● WHAT YOU ARE ASKED TO DO
Wherever the word "thrust" shows up in a line, please copy that line.

···

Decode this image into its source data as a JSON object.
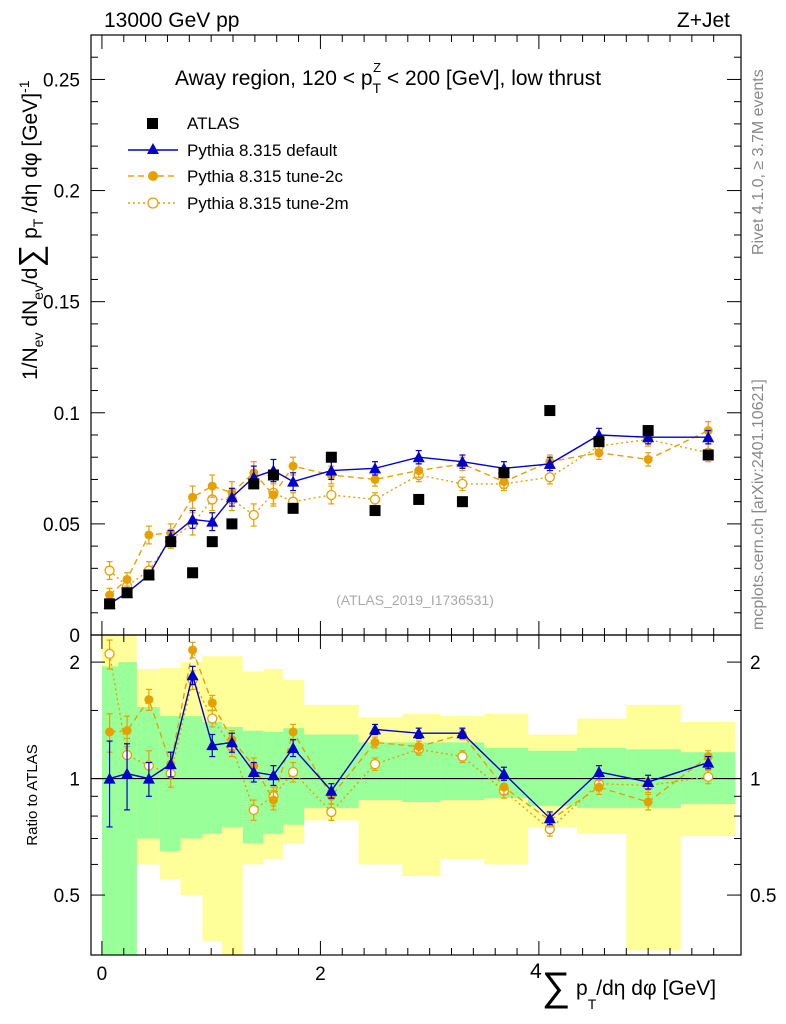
{
  "header": {
    "left": "13000 GeV pp",
    "right": "Z+Jet"
  },
  "side": {
    "rivet": "Rivet 4.1.0, ≥ 3.7M events",
    "mcplots": "mcplots.cern.ch [arXiv:2401.10621]"
  },
  "chart_data": [
    {
      "type": "scatter",
      "panel": "main",
      "title": "Away region, 120 < p_T^Z < 200 [GeV], low thrust",
      "title_parts": {
        "a": "Away region, 120 < p",
        "sub": "T",
        "sup": "Z",
        "b": " < 200 [GeV], low thrust"
      },
      "ylabel": "1/N_ev dN_ev/dΣ p_T/dη dφ [GeV]^-1",
      "ylabel_parts": {
        "p1": "1/N",
        "s1": "ev",
        "p2": " dN",
        "s2": "ev",
        "p3": "/d",
        "sum": "∑",
        "p4": " p",
        "s3": "T",
        "p5": " /dη dφ  [GeV]",
        "sup": "-1"
      },
      "xlim": [
        -0.1,
        5.85
      ],
      "ylim": [
        0,
        0.27
      ],
      "yticks": [
        0,
        0.05,
        0.1,
        0.15,
        0.2,
        0.25
      ],
      "ytick_labels": [
        "0",
        "0.05",
        "0.1",
        "0.15",
        "0.2",
        "0.25"
      ],
      "watermark": "(ATLAS_2019_I1736531)",
      "legend": [
        "ATLAS",
        "Pythia 8.315 default",
        "Pythia 8.315 tune-2c",
        "Pythia 8.315 tune-2m"
      ],
      "series": [
        {
          "name": "ATLAS",
          "color": "#000000",
          "x": [
            0.07,
            0.23,
            0.43,
            0.63,
            0.83,
            1.01,
            1.19,
            1.39,
            1.57,
            1.75,
            2.1,
            2.5,
            2.9,
            3.3,
            3.68,
            4.1,
            4.55,
            5.0,
            5.55
          ],
          "y": [
            0.014,
            0.019,
            0.027,
            0.042,
            0.028,
            0.042,
            0.05,
            0.068,
            0.072,
            0.057,
            0.08,
            0.056,
            0.061,
            0.06,
            0.073,
            0.101,
            0.087,
            0.092,
            0.081
          ]
        },
        {
          "name": "Pythia 8.315 default",
          "color": "#0000cc",
          "x": [
            0.07,
            0.23,
            0.43,
            0.63,
            0.83,
            1.01,
            1.19,
            1.39,
            1.57,
            1.75,
            2.1,
            2.5,
            2.9,
            3.3,
            3.68,
            4.1,
            4.55,
            5.0,
            5.55
          ],
          "y": [
            0.014,
            0.019,
            0.027,
            0.044,
            0.052,
            0.051,
            0.062,
            0.071,
            0.074,
            0.069,
            0.074,
            0.075,
            0.08,
            0.078,
            0.075,
            0.077,
            0.09,
            0.089,
            0.089
          ],
          "err": [
            0.002,
            0.002,
            0.002,
            0.003,
            0.004,
            0.004,
            0.004,
            0.005,
            0.005,
            0.004,
            0.004,
            0.003,
            0.003,
            0.003,
            0.003,
            0.003,
            0.003,
            0.003,
            0.003
          ]
        },
        {
          "name": "Pythia 8.315 tune-2c",
          "color": "#e8a000",
          "x": [
            0.07,
            0.23,
            0.43,
            0.63,
            0.83,
            1.01,
            1.19,
            1.39,
            1.57,
            1.75,
            2.1,
            2.5,
            2.9,
            3.3,
            3.68,
            4.1,
            4.55,
            5.0,
            5.55
          ],
          "y": [
            0.018,
            0.025,
            0.045,
            0.046,
            0.062,
            0.067,
            0.064,
            0.073,
            0.063,
            0.076,
            0.072,
            0.07,
            0.074,
            0.077,
            0.069,
            0.078,
            0.082,
            0.079,
            0.092
          ],
          "err": [
            0.003,
            0.003,
            0.004,
            0.004,
            0.005,
            0.005,
            0.005,
            0.005,
            0.005,
            0.004,
            0.004,
            0.003,
            0.003,
            0.003,
            0.003,
            0.003,
            0.003,
            0.003,
            0.004
          ]
        },
        {
          "name": "Pythia 8.315 tune-2m",
          "color": "#e8a000",
          "x": [
            0.07,
            0.23,
            0.43,
            0.63,
            0.83,
            1.01,
            1.19,
            1.39,
            1.57,
            1.75,
            2.1,
            2.5,
            2.9,
            3.3,
            3.68,
            4.1,
            4.55,
            5.0,
            5.55
          ],
          "y": [
            0.029,
            0.022,
            0.029,
            0.043,
            0.05,
            0.061,
            0.061,
            0.054,
            0.064,
            0.06,
            0.063,
            0.061,
            0.072,
            0.068,
            0.068,
            0.071,
            0.085,
            0.088,
            0.082
          ],
          "err": [
            0.004,
            0.003,
            0.004,
            0.004,
            0.005,
            0.005,
            0.005,
            0.005,
            0.005,
            0.004,
            0.004,
            0.003,
            0.003,
            0.003,
            0.003,
            0.003,
            0.003,
            0.003,
            0.004
          ]
        }
      ]
    },
    {
      "type": "line",
      "panel": "ratio",
      "ylabel": "Ratio to ATLAS",
      "xlabel": "Σ p_T/dη dφ [GeV]",
      "xlabel_parts": {
        "pre": "4",
        "sum": "∑",
        "p": " p",
        "sub": "T",
        "post": "/dη dφ [GeV]"
      },
      "xlim": [
        -0.1,
        5.85
      ],
      "ylim": [
        0.35,
        2.35
      ],
      "ylog": true,
      "yticks": [
        0.5,
        1,
        2
      ],
      "ytick_labels": [
        "0.5",
        "1",
        "2"
      ],
      "xticks": [
        0,
        2
      ],
      "xtick_labels": [
        "0",
        "2"
      ],
      "bins": {
        "edges": [
          0,
          0.15,
          0.32,
          0.53,
          0.72,
          0.92,
          1.1,
          1.29,
          1.48,
          1.66,
          1.85,
          2.35,
          2.75,
          3.1,
          3.5,
          3.9,
          4.35,
          4.8,
          5.3,
          5.8
        ],
        "green_lo": [
          0.35,
          0.35,
          0.7,
          0.65,
          0.7,
          0.72,
          0.75,
          0.68,
          0.72,
          0.76,
          0.84,
          0.88,
          0.87,
          0.88,
          0.89,
          0.85,
          0.84,
          0.84,
          0.86
        ],
        "green_hi": [
          1.95,
          2.0,
          1.53,
          1.45,
          1.45,
          1.4,
          1.36,
          1.33,
          1.32,
          1.35,
          1.3,
          1.24,
          1.24,
          1.24,
          1.2,
          1.18,
          1.2,
          1.19,
          1.17
        ],
        "yellow_lo": [
          0.35,
          0.35,
          0.6,
          0.55,
          0.5,
          0.38,
          0.35,
          0.6,
          0.62,
          0.68,
          0.78,
          0.6,
          0.56,
          0.62,
          0.6,
          0.75,
          0.72,
          0.36,
          0.71
        ],
        "yellow_hi": [
          2.35,
          2.35,
          1.92,
          1.93,
          2.0,
          2.07,
          2.07,
          1.89,
          1.92,
          1.8,
          1.55,
          1.44,
          1.47,
          1.45,
          1.47,
          1.3,
          1.43,
          1.55,
          1.4
        ]
      },
      "series": [
        {
          "name": "Pythia 8.315 default / ATLAS",
          "color": "#0000cc",
          "x": [
            0.07,
            0.23,
            0.43,
            0.63,
            0.83,
            1.01,
            1.19,
            1.39,
            1.57,
            1.75,
            2.1,
            2.5,
            2.9,
            3.3,
            3.68,
            4.1,
            4.55,
            5.0,
            5.55
          ],
          "y": [
            1.0,
            1.03,
            1.0,
            1.09,
            1.85,
            1.22,
            1.24,
            1.04,
            1.02,
            1.2,
            0.93,
            1.34,
            1.31,
            1.31,
            1.03,
            0.79,
            1.04,
            0.98,
            1.1
          ],
          "err": [
            0.25,
            0.2,
            0.1,
            0.08,
            0.1,
            0.08,
            0.07,
            0.06,
            0.06,
            0.06,
            0.04,
            0.04,
            0.04,
            0.04,
            0.04,
            0.03,
            0.04,
            0.04,
            0.04
          ]
        },
        {
          "name": "Pythia 8.315 tune-2c / ATLAS",
          "color": "#e8a000",
          "x": [
            0.07,
            0.23,
            0.43,
            0.63,
            0.83,
            1.01,
            1.19,
            1.39,
            1.57,
            1.75,
            2.1,
            2.5,
            2.9,
            3.3,
            3.68,
            4.1,
            4.55,
            5.0,
            5.55
          ],
          "y": [
            1.32,
            1.33,
            1.6,
            1.09,
            2.15,
            1.57,
            1.26,
            1.08,
            0.88,
            1.32,
            0.9,
            1.24,
            1.21,
            1.3,
            0.95,
            0.78,
            0.95,
            0.87,
            1.14
          ],
          "err": [
            0.15,
            0.12,
            0.1,
            0.08,
            0.1,
            0.07,
            0.07,
            0.05,
            0.05,
            0.06,
            0.04,
            0.04,
            0.04,
            0.04,
            0.04,
            0.03,
            0.04,
            0.04,
            0.04
          ]
        },
        {
          "name": "Pythia 8.315 tune-2m / ATLAS",
          "color": "#e8a000",
          "x": [
            0.07,
            0.23,
            0.43,
            0.63,
            0.83,
            1.01,
            1.19,
            1.39,
            1.57,
            1.75,
            2.1,
            2.5,
            2.9,
            3.3,
            3.68,
            4.1,
            4.55,
            5.0,
            5.55
          ],
          "y": [
            2.1,
            1.15,
            1.08,
            1.03,
            1.8,
            1.43,
            1.21,
            0.83,
            0.9,
            1.04,
            0.82,
            1.09,
            1.19,
            1.14,
            0.93,
            0.74,
            0.97,
            0.96,
            1.01
          ],
          "err": [
            0.18,
            0.12,
            0.1,
            0.08,
            0.1,
            0.07,
            0.07,
            0.05,
            0.05,
            0.06,
            0.04,
            0.04,
            0.04,
            0.04,
            0.04,
            0.03,
            0.04,
            0.04,
            0.04
          ]
        }
      ]
    }
  ]
}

···

● THE RESPONSE
      "title": "Away region, 120 < p_T^Z < 200 [GeV], low thrust",
        "b": " < 200 [GeV], low thrust"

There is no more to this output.